Figure dataset records
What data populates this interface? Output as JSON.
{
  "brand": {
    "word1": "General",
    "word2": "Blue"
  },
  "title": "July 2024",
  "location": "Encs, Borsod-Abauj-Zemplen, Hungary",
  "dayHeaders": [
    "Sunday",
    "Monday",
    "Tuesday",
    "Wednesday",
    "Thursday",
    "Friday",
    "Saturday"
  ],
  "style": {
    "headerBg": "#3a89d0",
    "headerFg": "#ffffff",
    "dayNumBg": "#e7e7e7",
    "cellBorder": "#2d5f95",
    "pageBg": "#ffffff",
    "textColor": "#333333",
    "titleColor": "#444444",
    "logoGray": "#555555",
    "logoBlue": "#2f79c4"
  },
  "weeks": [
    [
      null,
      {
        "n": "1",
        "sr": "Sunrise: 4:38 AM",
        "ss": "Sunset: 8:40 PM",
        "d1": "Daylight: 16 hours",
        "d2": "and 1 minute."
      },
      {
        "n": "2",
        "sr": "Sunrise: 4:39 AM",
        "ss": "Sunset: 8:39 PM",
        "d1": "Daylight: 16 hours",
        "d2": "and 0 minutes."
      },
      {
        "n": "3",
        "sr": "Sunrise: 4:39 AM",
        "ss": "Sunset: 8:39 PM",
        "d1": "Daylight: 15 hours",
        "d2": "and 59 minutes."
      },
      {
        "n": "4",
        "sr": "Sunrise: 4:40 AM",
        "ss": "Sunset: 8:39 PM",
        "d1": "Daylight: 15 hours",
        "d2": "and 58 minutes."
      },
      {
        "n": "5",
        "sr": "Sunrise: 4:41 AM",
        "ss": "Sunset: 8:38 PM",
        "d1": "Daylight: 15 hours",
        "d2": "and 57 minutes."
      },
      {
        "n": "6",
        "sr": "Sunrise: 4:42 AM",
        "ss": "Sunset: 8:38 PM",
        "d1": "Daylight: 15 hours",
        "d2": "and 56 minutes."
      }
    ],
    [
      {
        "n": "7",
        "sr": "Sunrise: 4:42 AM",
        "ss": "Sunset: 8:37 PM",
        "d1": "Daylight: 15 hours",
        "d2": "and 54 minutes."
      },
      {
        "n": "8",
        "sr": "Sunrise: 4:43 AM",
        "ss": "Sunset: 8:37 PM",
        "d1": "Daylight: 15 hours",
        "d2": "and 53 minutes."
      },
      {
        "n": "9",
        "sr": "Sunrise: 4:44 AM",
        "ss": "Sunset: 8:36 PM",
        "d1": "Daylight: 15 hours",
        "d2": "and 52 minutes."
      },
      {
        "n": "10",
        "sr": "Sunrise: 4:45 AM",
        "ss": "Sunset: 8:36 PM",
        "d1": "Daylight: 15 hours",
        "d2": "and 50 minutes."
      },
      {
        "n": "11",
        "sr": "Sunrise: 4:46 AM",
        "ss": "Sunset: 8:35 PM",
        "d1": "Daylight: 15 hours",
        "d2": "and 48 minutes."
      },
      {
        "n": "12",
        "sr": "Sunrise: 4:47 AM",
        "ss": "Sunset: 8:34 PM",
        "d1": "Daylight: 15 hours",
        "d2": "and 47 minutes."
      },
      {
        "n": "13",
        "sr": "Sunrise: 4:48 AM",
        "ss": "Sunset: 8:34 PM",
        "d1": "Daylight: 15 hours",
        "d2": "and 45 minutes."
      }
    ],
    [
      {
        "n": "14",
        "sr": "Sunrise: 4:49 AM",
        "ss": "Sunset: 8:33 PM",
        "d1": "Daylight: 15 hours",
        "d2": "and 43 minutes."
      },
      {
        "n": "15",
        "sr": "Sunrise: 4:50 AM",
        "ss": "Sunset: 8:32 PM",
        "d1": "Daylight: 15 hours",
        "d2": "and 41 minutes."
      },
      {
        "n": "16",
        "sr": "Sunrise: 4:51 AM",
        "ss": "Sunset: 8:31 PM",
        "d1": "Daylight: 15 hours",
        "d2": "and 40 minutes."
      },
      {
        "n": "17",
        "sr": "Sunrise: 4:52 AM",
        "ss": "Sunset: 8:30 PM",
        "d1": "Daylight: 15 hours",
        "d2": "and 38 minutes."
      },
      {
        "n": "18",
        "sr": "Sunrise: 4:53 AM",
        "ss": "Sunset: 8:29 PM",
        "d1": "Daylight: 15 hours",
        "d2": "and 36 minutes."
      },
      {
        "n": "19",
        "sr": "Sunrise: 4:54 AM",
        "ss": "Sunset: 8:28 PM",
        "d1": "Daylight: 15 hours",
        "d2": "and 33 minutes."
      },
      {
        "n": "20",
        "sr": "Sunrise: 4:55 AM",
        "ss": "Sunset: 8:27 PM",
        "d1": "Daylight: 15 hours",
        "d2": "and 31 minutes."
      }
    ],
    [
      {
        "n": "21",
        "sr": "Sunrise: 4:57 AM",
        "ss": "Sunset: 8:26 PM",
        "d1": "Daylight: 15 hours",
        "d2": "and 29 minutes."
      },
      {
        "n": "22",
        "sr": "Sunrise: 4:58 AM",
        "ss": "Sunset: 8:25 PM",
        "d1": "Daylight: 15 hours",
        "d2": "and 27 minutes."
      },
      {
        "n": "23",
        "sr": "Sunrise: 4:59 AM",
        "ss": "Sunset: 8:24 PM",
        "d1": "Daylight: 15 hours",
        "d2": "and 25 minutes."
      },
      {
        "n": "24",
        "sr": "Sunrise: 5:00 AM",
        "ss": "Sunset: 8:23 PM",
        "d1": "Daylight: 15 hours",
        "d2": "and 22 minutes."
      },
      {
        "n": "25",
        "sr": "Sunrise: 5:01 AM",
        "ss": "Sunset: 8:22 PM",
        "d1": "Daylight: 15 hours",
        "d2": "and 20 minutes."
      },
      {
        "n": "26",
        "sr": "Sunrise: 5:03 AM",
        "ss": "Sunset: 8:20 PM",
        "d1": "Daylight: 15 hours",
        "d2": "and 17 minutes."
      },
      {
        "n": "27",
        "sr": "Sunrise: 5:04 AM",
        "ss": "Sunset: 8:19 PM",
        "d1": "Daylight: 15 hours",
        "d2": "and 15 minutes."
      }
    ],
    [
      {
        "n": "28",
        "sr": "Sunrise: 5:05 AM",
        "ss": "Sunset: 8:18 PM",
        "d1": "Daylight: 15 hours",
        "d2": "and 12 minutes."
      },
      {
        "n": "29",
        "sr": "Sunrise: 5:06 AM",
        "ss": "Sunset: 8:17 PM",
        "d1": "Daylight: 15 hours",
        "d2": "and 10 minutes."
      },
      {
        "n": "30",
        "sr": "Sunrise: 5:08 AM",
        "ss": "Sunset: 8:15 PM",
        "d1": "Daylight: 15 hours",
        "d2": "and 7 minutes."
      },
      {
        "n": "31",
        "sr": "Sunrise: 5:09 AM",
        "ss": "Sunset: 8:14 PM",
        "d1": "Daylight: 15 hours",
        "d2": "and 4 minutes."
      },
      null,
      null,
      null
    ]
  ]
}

## What you will do
The listing above should be transcribed in full, exactly as written.

## Full response
What data populates this interface? Output as JSON.
{
  "brand": {
    "word1": "General",
    "word2": "Blue"
  },
  "title": "July 2024",
  "location": "Encs, Borsod-Abauj-Zemplen, Hungary",
  "dayHeaders": [
    "Sunday",
    "Monday",
    "Tuesday",
    "Wednesday",
    "Thursday",
    "Friday",
    "Saturday"
  ],
  "style": {
    "headerBg": "#3a89d0",
    "headerFg": "#ffffff",
    "dayNumBg": "#e7e7e7",
    "cellBorder": "#2d5f95",
    "pageBg": "#ffffff",
    "textColor": "#333333",
    "titleColor": "#444444",
    "logoGray": "#555555",
    "logoBlue": "#2f79c4"
  },
  "weeks": [
    [
      null,
      {
        "n": "1",
        "sr": "Sunrise: 4:38 AM",
        "ss": "Sunset: 8:40 PM",
        "d1": "Daylight: 16 hours",
        "d2": "and 1 minute."
      },
      {
        "n": "2",
        "sr": "Sunrise: 4:39 AM",
        "ss": "Sunset: 8:39 PM",
        "d1": "Daylight: 16 hours",
        "d2": "and 0 minutes."
      },
      {
        "n": "3",
        "sr": "Sunrise: 4:39 AM",
        "ss": "Sunset: 8:39 PM",
        "d1": "Daylight: 15 hours",
        "d2": "and 59 minutes."
      },
      {
        "n": "4",
        "sr": "Sunrise: 4:40 AM",
        "ss": "Sunset: 8:39 PM",
        "d1": "Daylight: 15 hours",
        "d2": "and 58 minutes."
      },
      {
        "n": "5",
        "sr": "Sunrise: 4:41 AM",
        "ss": "Sunset: 8:38 PM",
        "d1": "Daylight: 15 hours",
        "d2": "and 57 minutes."
      },
      {
        "n": "6",
        "sr": "Sunrise: 4:42 AM",
        "ss": "Sunset: 8:38 PM",
        "d1": "Daylight: 15 hours",
        "d2": "and 56 minutes."
      }
    ],
    [
      {
        "n": "7",
        "sr": "Sunrise: 4:42 AM",
        "ss": "Sunset: 8:37 PM",
        "d1": "Daylight: 15 hours",
        "d2": "and 54 minutes."
      },
      {
        "n": "8",
        "sr": "Sunrise: 4:43 AM",
        "ss": "Sunset: 8:37 PM",
        "d1": "Daylight: 15 hours",
        "d2": "and 53 minutes."
      },
      {
        "n": "9",
        "sr": "Sunrise: 4:44 AM",
        "ss": "Sunset: 8:36 PM",
        "d1": "Daylight: 15 hours",
        "d2": "and 52 minutes."
      },
      {
        "n": "10",
        "sr": "Sunrise: 4:45 AM",
        "ss": "Sunset: 8:36 PM",
        "d1": "Daylight: 15 hours",
        "d2": "and 50 minutes."
      },
      {
        "n": "11",
        "sr": "Sunrise: 4:46 AM",
        "ss": "Sunset: 8:35 PM",
        "d1": "Daylight: 15 hours",
        "d2": "and 48 minutes."
      },
      {
        "n": "12",
        "sr": "Sunrise: 4:47 AM",
        "ss": "Sunset: 8:34 PM",
        "d1": "Daylight: 15 hours",
        "d2": "and 47 minutes."
      },
      {
        "n": "13",
        "sr": "Sunrise: 4:48 AM",
        "ss": "Sunset: 8:34 PM",
        "d1": "Daylight: 15 hours",
        "d2": "and 45 minutes."
      }
    ],
    [
      {
        "n": "14",
        "sr": "Sunrise: 4:49 AM",
        "ss": "Sunset: 8:33 PM",
        "d1": "Daylight: 15 hours",
        "d2": "and 43 minutes."
      },
      {
        "n": "15",
        "sr": "Sunrise: 4:50 AM",
        "ss": "Sunset: 8:32 PM",
        "d1": "Daylight: 15 hours",
        "d2": "and 41 minutes."
      },
      {
        "n": "16",
        "sr": "Sunrise: 4:51 AM",
        "ss": "Sunset: 8:31 PM",
        "d1": "Daylight: 15 hours",
        "d2": "and 40 minutes."
      },
      {
        "n": "17",
        "sr": "Sunrise: 4:52 AM",
        "ss": "Sunset: 8:30 PM",
        "d1": "Daylight: 15 hours",
        "d2": "and 38 minutes."
      },
      {
        "n": "18",
        "sr": "Sunrise: 4:53 AM",
        "ss": "Sunset: 8:29 PM",
        "d1": "Daylight: 15 hours",
        "d2": "and 36 minutes."
      },
      {
        "n": "19",
        "sr": "Sunrise: 4:54 AM",
        "ss": "Sunset: 8:28 PM",
        "d1": "Daylight: 15 hours",
        "d2": "and 33 minutes."
      },
      {
        "n": "20",
        "sr": "Sunrise: 4:55 AM",
        "ss": "Sunset: 8:27 PM",
        "d1": "Daylight: 15 hours",
        "d2": "and 31 minutes."
      }
    ],
    [
      {
        "n": "21",
        "sr": "Sunrise: 4:57 AM",
        "ss": "Sunset: 8:26 PM",
        "d1": "Daylight: 15 hours",
        "d2": "and 29 minutes."
      },
      {
        "n": "22",
        "sr": "Sunrise: 4:58 AM",
        "ss": "Sunset: 8:25 PM",
        "d1": "Daylight: 15 hours",
        "d2": "and 27 minutes."
      },
      {
        "n": "23",
        "sr": "Sunrise: 4:59 AM",
        "ss": "Sunset: 8:24 PM",
        "d1": "Daylight: 15 hours",
        "d2": "and 25 minutes."
      },
      {
        "n": "24",
        "sr": "Sunrise: 5:00 AM",
        "ss": "Sunset: 8:23 PM",
        "d1": "Daylight: 15 hours",
        "d2": "and 22 minutes."
      },
      {
        "n": "25",
        "sr": "Sunrise: 5:01 AM",
        "ss": "Sunset: 8:22 PM",
        "d1": "Daylight: 15 hours",
        "d2": "and 20 minutes."
      },
      {
        "n": "26",
        "sr": "Sunrise: 5:03 AM",
        "ss": "Sunset: 8:20 PM",
        "d1": "Daylight: 15 hours",
        "d2": "and 17 minutes."
      },
      {
        "n": "27",
        "sr": "Sunrise: 5:04 AM",
        "ss": "Sunset: 8:19 PM",
        "d1": "Daylight: 15 hours",
        "d2": "and 15 minutes."
      }
    ],
    [
      {
        "n": "28",
        "sr": "Sunrise: 5:05 AM",
        "ss": "Sunset: 8:18 PM",
        "d1": "Daylight: 15 hours",
        "d2": "and 12 minutes."
      },
      {
        "n": "29",
        "sr": "Sunrise: 5:06 AM",
        "ss": "Sunset: 8:17 PM",
        "d1": "Daylight: 15 hours",
        "d2": "and 10 minutes."
      },
      {
        "n": "30",
        "sr": "Sunrise: 5:08 AM",
        "ss": "Sunset: 8:15 PM",
        "d1": "Daylight: 15 hours",
        "d2": "and 7 minutes."
      },
      {
        "n": "31",
        "sr": "Sunrise: 5:09 AM",
        "ss": "Sunset: 8:14 PM",
        "d1": "Daylight: 15 hours",
        "d2": "and 4 minutes."
      },
      null,
      null,
      null
    ]
  ]
}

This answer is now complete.